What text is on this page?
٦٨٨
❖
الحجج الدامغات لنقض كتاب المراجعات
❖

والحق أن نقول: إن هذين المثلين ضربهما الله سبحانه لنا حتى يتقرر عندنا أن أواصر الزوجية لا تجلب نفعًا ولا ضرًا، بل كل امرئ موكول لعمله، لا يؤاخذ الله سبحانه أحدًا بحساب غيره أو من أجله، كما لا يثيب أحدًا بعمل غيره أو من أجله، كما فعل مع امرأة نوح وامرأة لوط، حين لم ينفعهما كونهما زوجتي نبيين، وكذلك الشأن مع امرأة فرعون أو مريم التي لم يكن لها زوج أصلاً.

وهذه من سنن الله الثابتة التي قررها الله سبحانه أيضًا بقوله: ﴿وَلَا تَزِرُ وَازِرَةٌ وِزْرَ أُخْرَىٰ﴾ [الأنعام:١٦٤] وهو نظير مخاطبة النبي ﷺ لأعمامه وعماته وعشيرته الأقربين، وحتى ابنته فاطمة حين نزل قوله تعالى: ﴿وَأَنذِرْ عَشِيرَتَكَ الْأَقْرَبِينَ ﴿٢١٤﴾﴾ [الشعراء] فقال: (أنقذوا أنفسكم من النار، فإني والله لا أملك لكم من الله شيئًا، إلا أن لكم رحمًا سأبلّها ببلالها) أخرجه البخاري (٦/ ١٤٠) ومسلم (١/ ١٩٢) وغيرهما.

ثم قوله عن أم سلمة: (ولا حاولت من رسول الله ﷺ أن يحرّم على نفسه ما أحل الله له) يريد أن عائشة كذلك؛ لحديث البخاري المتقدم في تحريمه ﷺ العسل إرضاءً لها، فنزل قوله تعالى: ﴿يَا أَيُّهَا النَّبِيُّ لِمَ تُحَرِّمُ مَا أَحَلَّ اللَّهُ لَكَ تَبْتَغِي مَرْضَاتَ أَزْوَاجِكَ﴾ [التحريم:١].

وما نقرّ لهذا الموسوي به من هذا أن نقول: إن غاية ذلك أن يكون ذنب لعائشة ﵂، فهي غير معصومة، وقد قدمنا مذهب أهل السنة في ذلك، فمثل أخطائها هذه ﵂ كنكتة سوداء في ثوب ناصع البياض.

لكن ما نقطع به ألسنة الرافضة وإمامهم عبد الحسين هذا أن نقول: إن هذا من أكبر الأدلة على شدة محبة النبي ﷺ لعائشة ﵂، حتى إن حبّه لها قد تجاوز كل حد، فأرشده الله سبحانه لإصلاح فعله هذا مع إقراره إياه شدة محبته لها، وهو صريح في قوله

Given instruction:
Retype the entries one by one, exactly.

Complete answer:
What text is on this page?
٦٨٨
❖
الحجج الدامغات لنقض كتاب المراجعات
❖

والحق أن نقول: إن هذين المثلين ضربهما الله سبحانه لنا حتى يتقرر عندنا أن أواصر الزوجية لا تجلب نفعًا ولا ضرًا، بل كل امرئ موكول لعمله، لا يؤاخذ الله سبحانه أحدًا بحساب غيره أو من أجله، كما لا يثيب أحدًا بعمل غيره أو من أجله، كما فعل مع امرأة نوح وامرأة لوط، حين لم ينفعهما كونهما زوجتي نبيين، وكذلك الشأن مع امرأة فرعون أو مريم التي لم يكن لها زوج أصلاً.

وهذه من سنن الله الثابتة التي قررها الله سبحانه أيضًا بقوله: ﴿وَلَا تَزِرُ وَازِرَةٌ وِزْرَ أُخْرَىٰ﴾ [الأنعام:١٦٤] وهو نظير مخاطبة النبي ﷺ لأعمامه وعماته وعشيرته الأقربين، وحتى ابنته فاطمة حين نزل قوله تعالى: ﴿وَأَنذِرْ عَشِيرَتَكَ الْأَقْرَبِينَ ﴿٢١٤﴾﴾ [الشعراء] فقال: (أنقذوا أنفسكم من النار، فإني والله لا أملك لكم من الله شيئًا، إلا أن لكم رحمًا سأبلّها ببلالها) أخرجه البخاري (٦/ ١٤٠) ومسلم (١/ ١٩٢) وغيرهما.

ثم قوله عن أم سلمة: (ولا حاولت من رسول الله ﷺ أن يحرّم على نفسه ما أحل الله له) يريد أن عائشة كذلك؛ لحديث البخاري المتقدم في تحريمه ﷺ العسل إرضاءً لها، فنزل قوله تعالى: ﴿يَا أَيُّهَا النَّبِيُّ لِمَ تُحَرِّمُ مَا أَحَلَّ اللَّهُ لَكَ تَبْتَغِي مَرْضَاتَ أَزْوَاجِكَ﴾ [التحريم:١].

وما نقرّ لهذا الموسوي به من هذا أن نقول: إن غاية ذلك أن يكون ذنب لعائشة ﵂، فهي غير معصومة، وقد قدمنا مذهب أهل السنة في ذلك، فمثل أخطائها هذه ﵂ كنكتة سوداء في ثوب ناصع البياض.

لكن ما نقطع به ألسنة الرافضة وإمامهم عبد الحسين هذا أن نقول: إن هذا من أكبر الأدلة على شدة محبة النبي ﷺ لعائشة ﵂، حتى إن حبّه لها قد تجاوز كل حد، فأرشده الله سبحانه لإصلاح فعله هذا مع إقراره إياه شدة محبته لها، وهو صريح في قوله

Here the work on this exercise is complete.